(Dataset items)

--

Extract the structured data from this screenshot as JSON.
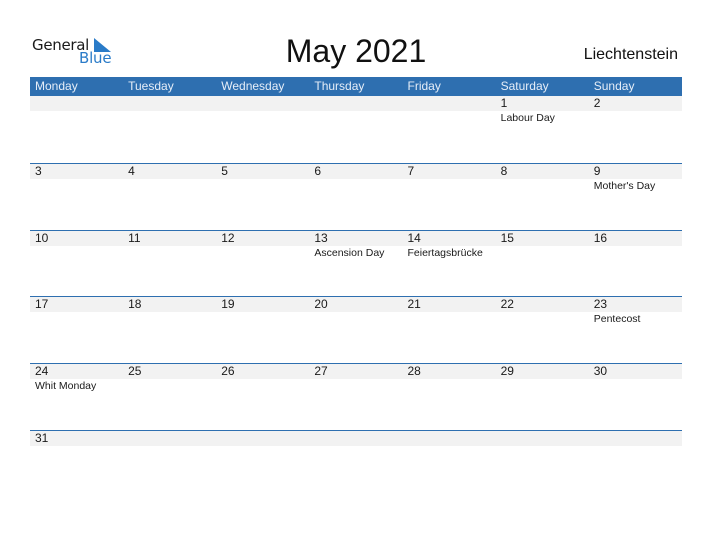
{
  "logo": {
    "line1": "General",
    "line2": "Blue",
    "accent_color": "#2a7bc8"
  },
  "title": "May 2021",
  "country": "Liechtenstein",
  "colors": {
    "header_bg": "#2e6fb0",
    "date_band": "#f2f2f2"
  },
  "weekdays": [
    "Monday",
    "Tuesday",
    "Wednesday",
    "Thursday",
    "Friday",
    "Saturday",
    "Sunday"
  ],
  "weeks": [
    [
      {
        "day": "",
        "holiday": ""
      },
      {
        "day": "",
        "holiday": ""
      },
      {
        "day": "",
        "holiday": ""
      },
      {
        "day": "",
        "holiday": ""
      },
      {
        "day": "",
        "holiday": ""
      },
      {
        "day": "1",
        "holiday": "Labour Day"
      },
      {
        "day": "2",
        "holiday": ""
      }
    ],
    [
      {
        "day": "3",
        "holiday": ""
      },
      {
        "day": "4",
        "holiday": ""
      },
      {
        "day": "5",
        "holiday": ""
      },
      {
        "day": "6",
        "holiday": ""
      },
      {
        "day": "7",
        "holiday": ""
      },
      {
        "day": "8",
        "holiday": ""
      },
      {
        "day": "9",
        "holiday": "Mother's Day"
      }
    ],
    [
      {
        "day": "10",
        "holiday": ""
      },
      {
        "day": "11",
        "holiday": ""
      },
      {
        "day": "12",
        "holiday": ""
      },
      {
        "day": "13",
        "holiday": "Ascension Day"
      },
      {
        "day": "14",
        "holiday": "Feiertagsbrücke"
      },
      {
        "day": "15",
        "holiday": ""
      },
      {
        "day": "16",
        "holiday": ""
      }
    ],
    [
      {
        "day": "17",
        "holiday": ""
      },
      {
        "day": "18",
        "holiday": ""
      },
      {
        "day": "19",
        "holiday": ""
      },
      {
        "day": "20",
        "holiday": ""
      },
      {
        "day": "21",
        "holiday": ""
      },
      {
        "day": "22",
        "holiday": ""
      },
      {
        "day": "23",
        "holiday": "Pentecost"
      }
    ],
    [
      {
        "day": "24",
        "holiday": "Whit Monday"
      },
      {
        "day": "25",
        "holiday": ""
      },
      {
        "day": "26",
        "holiday": ""
      },
      {
        "day": "27",
        "holiday": ""
      },
      {
        "day": "28",
        "holiday": ""
      },
      {
        "day": "29",
        "holiday": ""
      },
      {
        "day": "30",
        "holiday": ""
      }
    ],
    [
      {
        "day": "31",
        "holiday": ""
      },
      {
        "day": "",
        "holiday": ""
      },
      {
        "day": "",
        "holiday": ""
      },
      {
        "day": "",
        "holiday": ""
      },
      {
        "day": "",
        "holiday": ""
      },
      {
        "day": "",
        "holiday": ""
      },
      {
        "day": "",
        "holiday": ""
      }
    ]
  ]
}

--

_Required work:_ Leave out the pictures and output every record above precisely as given.

_Result of this task:_
Extract the structured data from this screenshot as JSON.
{
  "logo": {
    "line1": "General",
    "line2": "Blue",
    "accent_color": "#2a7bc8"
  },
  "title": "May 2021",
  "country": "Liechtenstein",
  "colors": {
    "header_bg": "#2e6fb0",
    "date_band": "#f2f2f2"
  },
  "weekdays": [
    "Monday",
    "Tuesday",
    "Wednesday",
    "Thursday",
    "Friday",
    "Saturday",
    "Sunday"
  ],
  "weeks": [
    [
      {
        "day": "",
        "holiday": ""
      },
      {
        "day": "",
        "holiday": ""
      },
      {
        "day": "",
        "holiday": ""
      },
      {
        "day": "",
        "holiday": ""
      },
      {
        "day": "",
        "holiday": ""
      },
      {
        "day": "1",
        "holiday": "Labour Day"
      },
      {
        "day": "2",
        "holiday": ""
      }
    ],
    [
      {
        "day": "3",
        "holiday": ""
      },
      {
        "day": "4",
        "holiday": ""
      },
      {
        "day": "5",
        "holiday": ""
      },
      {
        "day": "6",
        "holiday": ""
      },
      {
        "day": "7",
        "holiday": ""
      },
      {
        "day": "8",
        "holiday": ""
      },
      {
        "day": "9",
        "holiday": "Mother's Day"
      }
    ],
    [
      {
        "day": "10",
        "holiday": ""
      },
      {
        "day": "11",
        "holiday": ""
      },
      {
        "day": "12",
        "holiday": ""
      },
      {
        "day": "13",
        "holiday": "Ascension Day"
      },
      {
        "day": "14",
        "holiday": "Feiertagsbrücke"
      },
      {
        "day": "15",
        "holiday": ""
      },
      {
        "day": "16",
        "holiday": ""
      }
    ],
    [
      {
        "day": "17",
        "holiday": ""
      },
      {
        "day": "18",
        "holiday": ""
      },
      {
        "day": "19",
        "holiday": ""
      },
      {
        "day": "20",
        "holiday": ""
      },
      {
        "day": "21",
        "holiday": ""
      },
      {
        "day": "22",
        "holiday": ""
      },
      {
        "day": "23",
        "holiday": "Pentecost"
      }
    ],
    [
      {
        "day": "24",
        "holiday": "Whit Monday"
      },
      {
        "day": "25",
        "holiday": ""
      },
      {
        "day": "26",
        "holiday": ""
      },
      {
        "day": "27",
        "holiday": ""
      },
      {
        "day": "28",
        "holiday": ""
      },
      {
        "day": "29",
        "holiday": ""
      },
      {
        "day": "30",
        "holiday": ""
      }
    ],
    [
      {
        "day": "31",
        "holiday": ""
      },
      {
        "day": "",
        "holiday": ""
      },
      {
        "day": "",
        "holiday": ""
      },
      {
        "day": "",
        "holiday": ""
      },
      {
        "day": "",
        "holiday": ""
      },
      {
        "day": "",
        "holiday": ""
      },
      {
        "day": "",
        "holiday": ""
      }
    ]
  ]
}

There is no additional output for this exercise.